● **Requirements**: Go through the entries below and write each one out exactly.

● **Recorded data**:
# # # #

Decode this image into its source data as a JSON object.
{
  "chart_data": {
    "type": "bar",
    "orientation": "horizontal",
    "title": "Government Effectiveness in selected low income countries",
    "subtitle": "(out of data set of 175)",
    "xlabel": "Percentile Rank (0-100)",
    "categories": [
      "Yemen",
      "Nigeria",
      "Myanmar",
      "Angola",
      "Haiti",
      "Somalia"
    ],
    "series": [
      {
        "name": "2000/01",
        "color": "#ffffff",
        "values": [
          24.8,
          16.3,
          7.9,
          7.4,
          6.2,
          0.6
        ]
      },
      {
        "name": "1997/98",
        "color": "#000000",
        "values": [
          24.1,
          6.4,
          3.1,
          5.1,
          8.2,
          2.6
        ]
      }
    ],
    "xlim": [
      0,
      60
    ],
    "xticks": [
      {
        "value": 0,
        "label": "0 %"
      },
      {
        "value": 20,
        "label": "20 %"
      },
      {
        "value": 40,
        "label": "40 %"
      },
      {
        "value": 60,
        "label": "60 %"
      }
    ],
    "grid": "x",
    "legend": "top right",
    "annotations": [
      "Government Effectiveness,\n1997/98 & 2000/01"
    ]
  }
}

# # # #

● **Exercise result**:
Decode this image into its source data as a JSON object.
{
  "chart_data": {
    "type": "bar",
    "orientation": "horizontal",
    "title": "Government Effectiveness in selected low income countries",
    "subtitle": "(out of data set of 175)",
    "xlabel": "Percentile Rank (0-100)",
    "categories": [
      "Yemen",
      "Nigeria",
      "Myanmar",
      "Angola",
      "Haiti",
      "Somalia"
    ],
    "series": [
      {
        "name": "2000/01",
        "color": "#ffffff",
        "values": [
          24.8,
          16.3,
          7.9,
          7.4,
          6.2,
          0.6
        ]
      },
      {
        "name": "1997/98",
        "color": "#000000",
        "values": [
          24.1,
          6.4,
          3.1,
          5.1,
          8.2,
          2.6
        ]
      }
    ],
    "xlim": [
      0,
      60
    ],
    "xticks": [
      {
        "value": 0,
        "label": "0 %"
      },
      {
        "value": 20,
        "label": "20 %"
      },
      {
        "value": 40,
        "label": "40 %"
      },
      {
        "value": 60,
        "label": "60 %"
      }
    ],
    "grid": "x",
    "legend": "top right",
    "annotations": [
      "Government Effectiveness,\n1997/98 & 2000/01"
    ]
  }
}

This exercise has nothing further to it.